▶ [The request] Search the material for the string "Transportation", then return every line where it is found.

▶ [Extracted entries]
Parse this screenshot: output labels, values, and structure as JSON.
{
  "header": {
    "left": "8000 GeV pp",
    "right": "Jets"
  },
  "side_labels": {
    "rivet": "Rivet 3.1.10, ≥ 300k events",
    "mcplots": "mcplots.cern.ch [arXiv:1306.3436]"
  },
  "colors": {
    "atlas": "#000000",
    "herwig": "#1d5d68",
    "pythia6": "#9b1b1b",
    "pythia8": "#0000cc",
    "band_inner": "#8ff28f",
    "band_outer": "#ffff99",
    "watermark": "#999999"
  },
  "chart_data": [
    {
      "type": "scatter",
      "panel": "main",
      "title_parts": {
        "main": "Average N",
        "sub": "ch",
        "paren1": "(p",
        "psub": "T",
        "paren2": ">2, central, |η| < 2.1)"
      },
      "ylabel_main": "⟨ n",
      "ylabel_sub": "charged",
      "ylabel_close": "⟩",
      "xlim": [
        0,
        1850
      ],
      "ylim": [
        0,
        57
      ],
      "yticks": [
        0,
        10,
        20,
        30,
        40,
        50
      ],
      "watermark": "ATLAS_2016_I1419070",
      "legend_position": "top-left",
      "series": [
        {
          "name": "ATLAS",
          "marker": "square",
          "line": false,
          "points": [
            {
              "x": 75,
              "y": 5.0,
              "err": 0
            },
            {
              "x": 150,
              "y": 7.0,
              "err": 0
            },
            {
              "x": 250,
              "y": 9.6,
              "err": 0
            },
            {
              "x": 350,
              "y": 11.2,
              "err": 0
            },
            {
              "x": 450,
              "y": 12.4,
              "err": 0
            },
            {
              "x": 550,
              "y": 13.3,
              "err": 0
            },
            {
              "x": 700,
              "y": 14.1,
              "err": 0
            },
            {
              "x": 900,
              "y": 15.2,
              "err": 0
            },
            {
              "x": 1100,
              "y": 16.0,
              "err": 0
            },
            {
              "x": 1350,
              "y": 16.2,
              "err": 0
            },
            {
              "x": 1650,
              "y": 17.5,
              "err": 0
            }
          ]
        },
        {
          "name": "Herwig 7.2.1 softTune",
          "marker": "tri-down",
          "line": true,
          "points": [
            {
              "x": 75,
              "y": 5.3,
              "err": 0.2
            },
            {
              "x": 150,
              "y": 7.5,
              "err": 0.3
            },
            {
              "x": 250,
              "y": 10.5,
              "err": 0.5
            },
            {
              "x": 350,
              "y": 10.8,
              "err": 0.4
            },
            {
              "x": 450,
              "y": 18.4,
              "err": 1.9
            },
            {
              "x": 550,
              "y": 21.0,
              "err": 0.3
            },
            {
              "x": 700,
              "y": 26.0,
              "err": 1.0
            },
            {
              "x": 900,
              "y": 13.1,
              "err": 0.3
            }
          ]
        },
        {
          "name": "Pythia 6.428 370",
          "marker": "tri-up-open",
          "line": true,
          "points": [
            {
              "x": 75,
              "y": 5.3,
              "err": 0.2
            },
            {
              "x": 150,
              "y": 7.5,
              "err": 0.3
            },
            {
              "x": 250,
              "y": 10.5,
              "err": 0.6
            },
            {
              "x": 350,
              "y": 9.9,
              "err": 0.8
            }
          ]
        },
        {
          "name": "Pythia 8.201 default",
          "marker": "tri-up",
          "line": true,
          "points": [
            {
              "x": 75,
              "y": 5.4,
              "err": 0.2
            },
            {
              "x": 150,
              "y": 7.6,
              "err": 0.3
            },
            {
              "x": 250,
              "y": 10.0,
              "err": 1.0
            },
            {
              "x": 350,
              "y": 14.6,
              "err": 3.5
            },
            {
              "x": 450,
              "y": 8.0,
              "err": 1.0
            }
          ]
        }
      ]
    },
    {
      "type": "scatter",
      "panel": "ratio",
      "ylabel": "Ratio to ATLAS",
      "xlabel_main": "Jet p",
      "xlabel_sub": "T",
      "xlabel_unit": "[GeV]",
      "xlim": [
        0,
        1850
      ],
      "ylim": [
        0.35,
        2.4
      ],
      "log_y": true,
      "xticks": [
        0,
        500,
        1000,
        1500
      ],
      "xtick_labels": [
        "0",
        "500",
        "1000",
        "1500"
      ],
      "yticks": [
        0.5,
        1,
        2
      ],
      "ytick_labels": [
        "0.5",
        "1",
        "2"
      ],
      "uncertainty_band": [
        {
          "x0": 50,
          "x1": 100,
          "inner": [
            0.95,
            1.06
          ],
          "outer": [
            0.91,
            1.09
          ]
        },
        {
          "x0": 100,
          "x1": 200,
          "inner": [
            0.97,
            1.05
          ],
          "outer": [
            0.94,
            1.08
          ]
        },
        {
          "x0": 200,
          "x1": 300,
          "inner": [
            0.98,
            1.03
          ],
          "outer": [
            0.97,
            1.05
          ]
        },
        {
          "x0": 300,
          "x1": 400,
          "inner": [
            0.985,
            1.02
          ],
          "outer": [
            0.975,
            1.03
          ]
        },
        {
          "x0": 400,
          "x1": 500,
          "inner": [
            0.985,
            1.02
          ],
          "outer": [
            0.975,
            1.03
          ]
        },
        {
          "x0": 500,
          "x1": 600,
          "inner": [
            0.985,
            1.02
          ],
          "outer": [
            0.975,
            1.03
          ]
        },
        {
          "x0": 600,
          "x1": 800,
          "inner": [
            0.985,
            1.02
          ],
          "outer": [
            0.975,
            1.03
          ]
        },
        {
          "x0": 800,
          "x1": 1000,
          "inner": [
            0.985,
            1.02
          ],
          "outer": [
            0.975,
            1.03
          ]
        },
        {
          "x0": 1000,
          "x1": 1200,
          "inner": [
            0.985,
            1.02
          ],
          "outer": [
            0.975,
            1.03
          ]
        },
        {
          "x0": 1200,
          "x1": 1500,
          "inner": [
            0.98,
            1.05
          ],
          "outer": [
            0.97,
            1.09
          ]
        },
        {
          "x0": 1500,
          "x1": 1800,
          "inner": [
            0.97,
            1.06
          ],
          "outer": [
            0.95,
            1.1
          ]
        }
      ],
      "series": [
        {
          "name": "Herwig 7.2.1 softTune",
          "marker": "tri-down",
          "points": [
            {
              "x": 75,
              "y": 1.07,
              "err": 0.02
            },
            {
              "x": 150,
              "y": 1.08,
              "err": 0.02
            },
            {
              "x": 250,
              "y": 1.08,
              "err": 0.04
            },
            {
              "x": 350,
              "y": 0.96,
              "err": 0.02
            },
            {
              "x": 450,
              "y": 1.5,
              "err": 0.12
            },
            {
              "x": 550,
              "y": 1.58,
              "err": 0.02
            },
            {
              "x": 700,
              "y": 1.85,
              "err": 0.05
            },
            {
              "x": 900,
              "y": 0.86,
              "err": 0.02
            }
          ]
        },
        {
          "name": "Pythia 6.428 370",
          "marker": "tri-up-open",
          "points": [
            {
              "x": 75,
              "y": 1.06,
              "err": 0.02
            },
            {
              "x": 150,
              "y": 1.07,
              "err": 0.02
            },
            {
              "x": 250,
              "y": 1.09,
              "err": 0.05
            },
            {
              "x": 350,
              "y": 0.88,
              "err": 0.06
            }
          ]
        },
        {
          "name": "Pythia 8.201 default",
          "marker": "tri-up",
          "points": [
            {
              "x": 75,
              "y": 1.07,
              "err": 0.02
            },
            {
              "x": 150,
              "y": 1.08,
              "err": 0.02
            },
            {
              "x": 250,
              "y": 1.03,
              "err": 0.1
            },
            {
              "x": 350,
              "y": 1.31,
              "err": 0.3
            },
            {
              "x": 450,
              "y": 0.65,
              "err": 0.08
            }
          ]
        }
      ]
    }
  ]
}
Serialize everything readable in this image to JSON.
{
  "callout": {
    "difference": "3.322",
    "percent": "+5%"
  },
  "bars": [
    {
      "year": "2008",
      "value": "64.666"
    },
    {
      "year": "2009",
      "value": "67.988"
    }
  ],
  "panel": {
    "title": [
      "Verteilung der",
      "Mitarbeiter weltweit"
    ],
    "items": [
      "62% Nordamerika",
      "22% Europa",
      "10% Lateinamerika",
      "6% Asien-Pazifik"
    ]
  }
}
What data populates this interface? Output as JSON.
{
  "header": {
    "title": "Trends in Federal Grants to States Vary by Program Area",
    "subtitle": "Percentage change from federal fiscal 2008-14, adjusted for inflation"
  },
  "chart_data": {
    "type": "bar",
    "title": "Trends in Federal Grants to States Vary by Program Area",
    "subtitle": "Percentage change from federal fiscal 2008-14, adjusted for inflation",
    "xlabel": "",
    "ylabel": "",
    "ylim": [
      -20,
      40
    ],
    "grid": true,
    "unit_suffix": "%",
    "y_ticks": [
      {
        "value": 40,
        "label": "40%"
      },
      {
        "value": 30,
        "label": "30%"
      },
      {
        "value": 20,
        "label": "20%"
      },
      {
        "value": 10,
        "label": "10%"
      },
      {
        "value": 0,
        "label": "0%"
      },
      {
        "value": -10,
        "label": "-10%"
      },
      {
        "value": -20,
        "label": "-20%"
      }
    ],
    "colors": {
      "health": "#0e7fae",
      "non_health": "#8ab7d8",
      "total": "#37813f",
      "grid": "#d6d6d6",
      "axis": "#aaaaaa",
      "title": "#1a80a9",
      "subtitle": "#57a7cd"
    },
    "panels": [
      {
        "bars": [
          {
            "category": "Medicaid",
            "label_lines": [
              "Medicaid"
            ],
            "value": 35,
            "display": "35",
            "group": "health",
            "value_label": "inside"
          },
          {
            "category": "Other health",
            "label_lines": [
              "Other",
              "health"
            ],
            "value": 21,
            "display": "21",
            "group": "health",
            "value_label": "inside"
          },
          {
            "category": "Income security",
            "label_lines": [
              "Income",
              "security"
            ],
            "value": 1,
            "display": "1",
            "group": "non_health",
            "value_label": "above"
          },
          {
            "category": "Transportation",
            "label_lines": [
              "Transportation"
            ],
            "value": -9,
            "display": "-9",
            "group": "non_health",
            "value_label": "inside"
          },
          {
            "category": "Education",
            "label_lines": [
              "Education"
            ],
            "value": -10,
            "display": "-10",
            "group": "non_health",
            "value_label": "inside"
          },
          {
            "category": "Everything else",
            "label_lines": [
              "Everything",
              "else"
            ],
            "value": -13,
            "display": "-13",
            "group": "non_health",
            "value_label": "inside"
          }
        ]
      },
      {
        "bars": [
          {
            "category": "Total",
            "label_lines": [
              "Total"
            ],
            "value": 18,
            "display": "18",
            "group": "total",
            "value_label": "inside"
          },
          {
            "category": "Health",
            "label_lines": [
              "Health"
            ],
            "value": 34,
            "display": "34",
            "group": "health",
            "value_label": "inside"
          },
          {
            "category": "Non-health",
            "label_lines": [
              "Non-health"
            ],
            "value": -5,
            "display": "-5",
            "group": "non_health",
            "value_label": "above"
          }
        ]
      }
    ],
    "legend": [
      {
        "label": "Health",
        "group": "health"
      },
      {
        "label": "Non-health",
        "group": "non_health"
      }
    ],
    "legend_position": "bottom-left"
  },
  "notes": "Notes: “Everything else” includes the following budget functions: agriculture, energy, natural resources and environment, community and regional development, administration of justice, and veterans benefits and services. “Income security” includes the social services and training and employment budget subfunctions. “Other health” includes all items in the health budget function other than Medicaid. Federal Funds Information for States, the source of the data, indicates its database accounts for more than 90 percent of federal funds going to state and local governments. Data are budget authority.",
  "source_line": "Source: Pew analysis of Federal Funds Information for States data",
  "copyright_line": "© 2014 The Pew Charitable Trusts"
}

▶ [Solution]
            "category": "Transportation",
              "Transportation"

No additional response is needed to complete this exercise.